*WHAT TO DO*
Gather each line of the records where "اندام" appears.

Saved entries

<<<<

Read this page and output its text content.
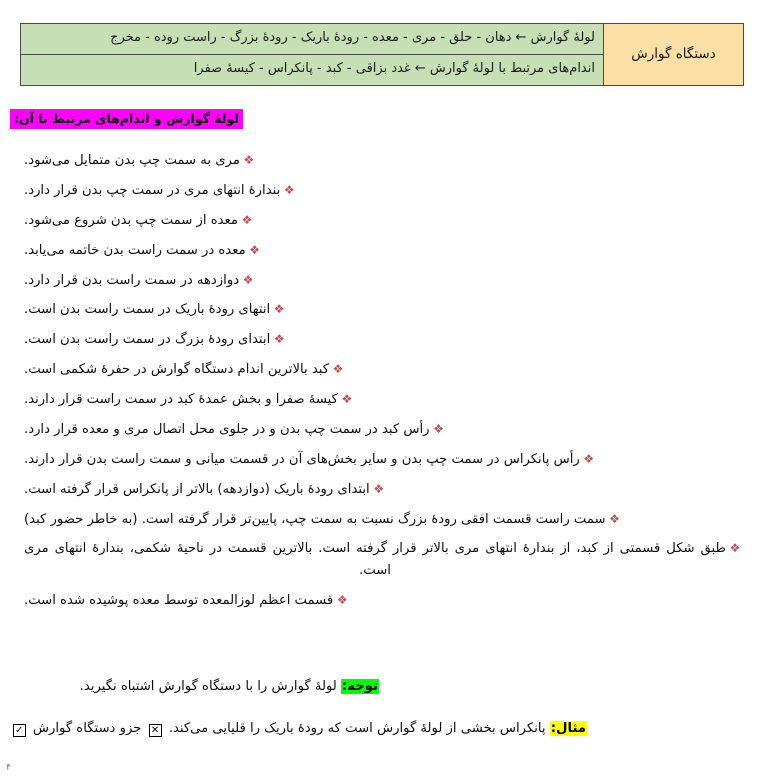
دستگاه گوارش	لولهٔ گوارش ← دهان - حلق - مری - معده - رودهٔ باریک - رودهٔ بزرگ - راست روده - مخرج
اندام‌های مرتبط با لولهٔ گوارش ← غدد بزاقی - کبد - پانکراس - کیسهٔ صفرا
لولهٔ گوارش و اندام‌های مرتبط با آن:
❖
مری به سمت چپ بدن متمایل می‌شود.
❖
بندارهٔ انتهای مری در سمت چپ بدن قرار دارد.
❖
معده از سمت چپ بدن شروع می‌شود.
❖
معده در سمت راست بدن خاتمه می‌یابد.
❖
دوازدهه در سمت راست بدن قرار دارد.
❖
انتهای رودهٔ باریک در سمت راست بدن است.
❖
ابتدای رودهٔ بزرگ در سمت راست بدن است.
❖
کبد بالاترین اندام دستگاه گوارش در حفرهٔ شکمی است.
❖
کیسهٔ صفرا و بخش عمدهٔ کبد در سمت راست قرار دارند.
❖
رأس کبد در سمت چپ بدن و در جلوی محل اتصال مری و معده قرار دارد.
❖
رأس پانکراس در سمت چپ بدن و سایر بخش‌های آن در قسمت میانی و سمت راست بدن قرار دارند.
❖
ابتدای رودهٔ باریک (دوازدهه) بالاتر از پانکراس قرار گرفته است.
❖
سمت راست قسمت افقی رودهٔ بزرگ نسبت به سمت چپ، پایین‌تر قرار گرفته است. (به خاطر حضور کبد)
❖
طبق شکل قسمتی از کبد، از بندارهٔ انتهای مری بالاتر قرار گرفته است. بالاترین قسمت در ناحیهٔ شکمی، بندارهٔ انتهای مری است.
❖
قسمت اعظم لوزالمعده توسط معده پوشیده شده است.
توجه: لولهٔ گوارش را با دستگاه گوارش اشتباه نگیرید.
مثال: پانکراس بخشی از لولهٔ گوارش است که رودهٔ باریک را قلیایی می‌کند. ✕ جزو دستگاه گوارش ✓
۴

>>>>
<<<<

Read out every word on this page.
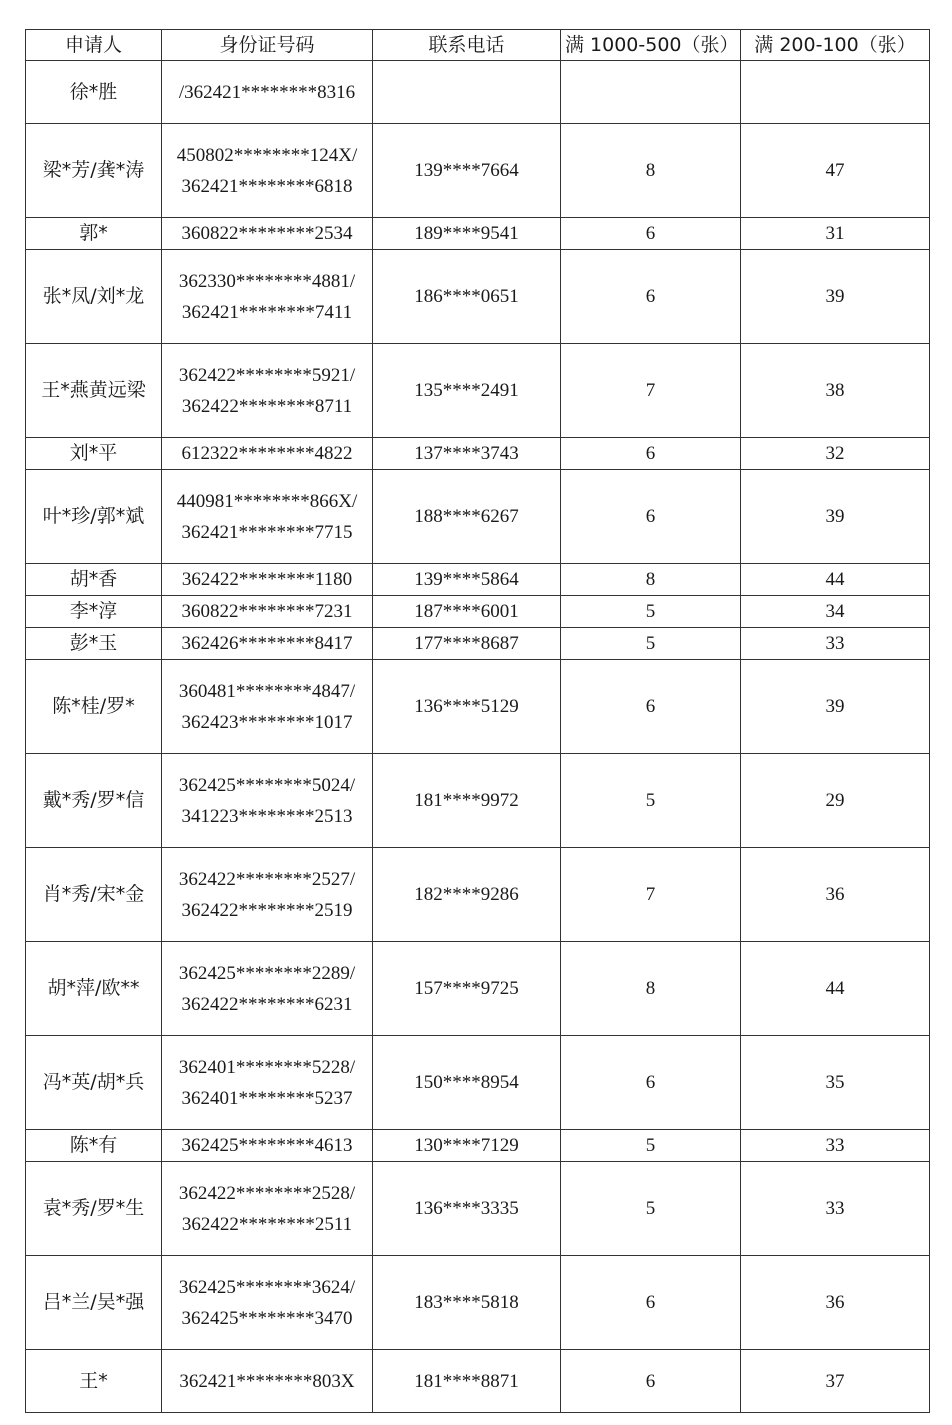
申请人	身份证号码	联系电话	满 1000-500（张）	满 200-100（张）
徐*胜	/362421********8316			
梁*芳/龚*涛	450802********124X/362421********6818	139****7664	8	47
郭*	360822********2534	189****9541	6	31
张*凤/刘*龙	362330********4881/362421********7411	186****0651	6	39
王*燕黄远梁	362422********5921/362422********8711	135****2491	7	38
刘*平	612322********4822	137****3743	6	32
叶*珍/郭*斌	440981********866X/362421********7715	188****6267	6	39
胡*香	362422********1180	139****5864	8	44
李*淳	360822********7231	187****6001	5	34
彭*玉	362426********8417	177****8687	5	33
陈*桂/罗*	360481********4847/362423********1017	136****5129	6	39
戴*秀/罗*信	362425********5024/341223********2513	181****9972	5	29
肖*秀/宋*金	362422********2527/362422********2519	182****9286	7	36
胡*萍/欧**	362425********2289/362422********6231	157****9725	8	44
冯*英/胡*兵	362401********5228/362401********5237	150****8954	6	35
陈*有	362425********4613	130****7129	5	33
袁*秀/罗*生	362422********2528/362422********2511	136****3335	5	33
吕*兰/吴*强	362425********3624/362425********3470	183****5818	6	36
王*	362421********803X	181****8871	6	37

>>>>

*ANSWER TO THIS TASK*
اندام‌های مرتبط با لولهٔ گوارش ← غدد بزاقی - کبد - پانکراس - کیسهٔ صفرا
لولهٔ گوارش و اندام‌های مرتبط با آن:
کبد بالاترین اندام دستگاه گوارش در حفرهٔ شکمی است.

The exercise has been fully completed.